:: Exercise requirements ::
Look for the string "name" in the lines and copy each line that has it.

Data extracted from a collection
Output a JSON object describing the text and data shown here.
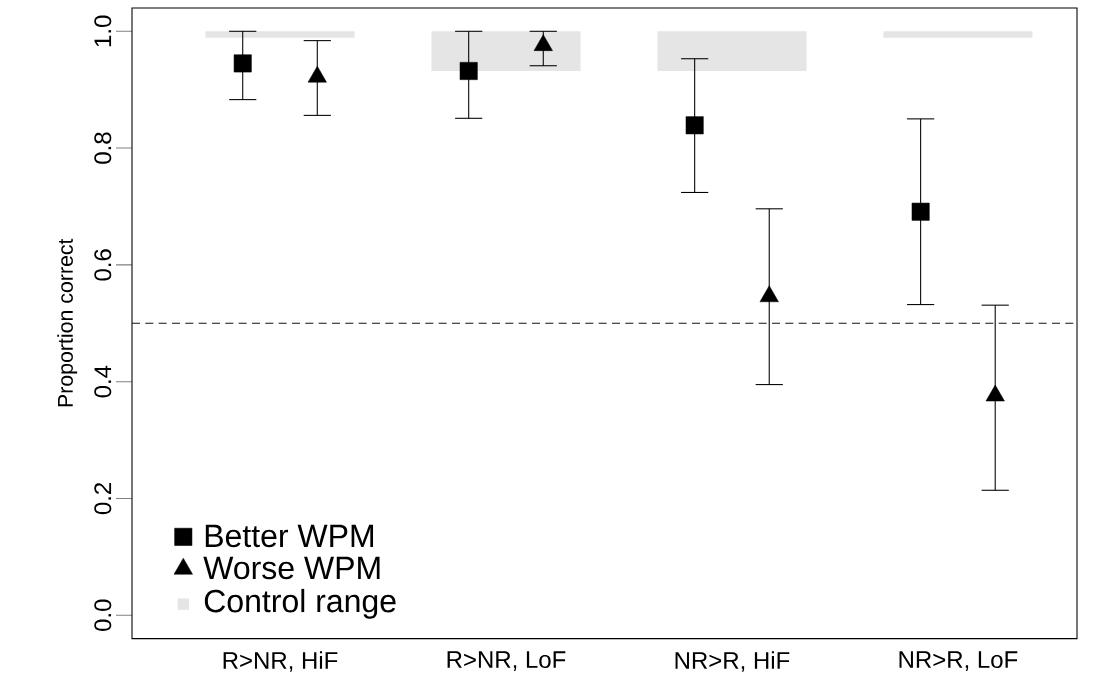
{
  "chart_data": {
    "type": "scatter",
    "ylabel": "Proportion correct",
    "categories": [
      "R>NR, HiF",
      "R>NR, LoF",
      "NR>R, HiF",
      "NR>R, LoF"
    ],
    "ylim": [
      -0.04,
      1.04
    ],
    "yticks": [
      {
        "value": 0,
        "label": "0.0"
      },
      {
        "value": 0.2,
        "label": "0.2"
      },
      {
        "value": 0.4,
        "label": "0.4"
      },
      {
        "value": 0.6,
        "label": "0.6"
      },
      {
        "value": 0.8,
        "label": "0.8"
      },
      {
        "value": 1,
        "label": "1.0"
      }
    ],
    "series": [
      {
        "name": "Better WPM",
        "marker": "square",
        "color": "#000000",
        "values": [
          0.945,
          0.932,
          0.839,
          0.691
        ],
        "errors": [
          [
            0.883,
            1.0
          ],
          [
            0.851,
            1.0
          ],
          [
            0.724,
            0.953
          ],
          [
            0.532,
            0.85
          ]
        ]
      },
      {
        "name": "Worse WPM",
        "marker": "triangle",
        "color": "#000000",
        "values": [
          0.922,
          0.976,
          0.546,
          0.376
        ],
        "errors": [
          [
            0.856,
            0.984
          ],
          [
            0.941,
            1.0
          ],
          [
            0.395,
            0.696
          ],
          [
            0.214,
            0.531
          ]
        ]
      },
      {
        "name": "Control range",
        "type": "bar",
        "color": "#e5e5e5",
        "base": [
          0.989,
          0.932,
          0.932,
          0.989
        ],
        "values": [
          0.011,
          0.068,
          0.068,
          0.011
        ]
      }
    ],
    "ref_lines": [
      {
        "axis": "y",
        "value": 0.5,
        "line_style": "dashed"
      }
    ],
    "legend": "bottom left",
    "grid": false
  }
}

:: Correct response ::
        "name": "Better WPM",
        "name": "Worse WPM",
        "name": "Control range",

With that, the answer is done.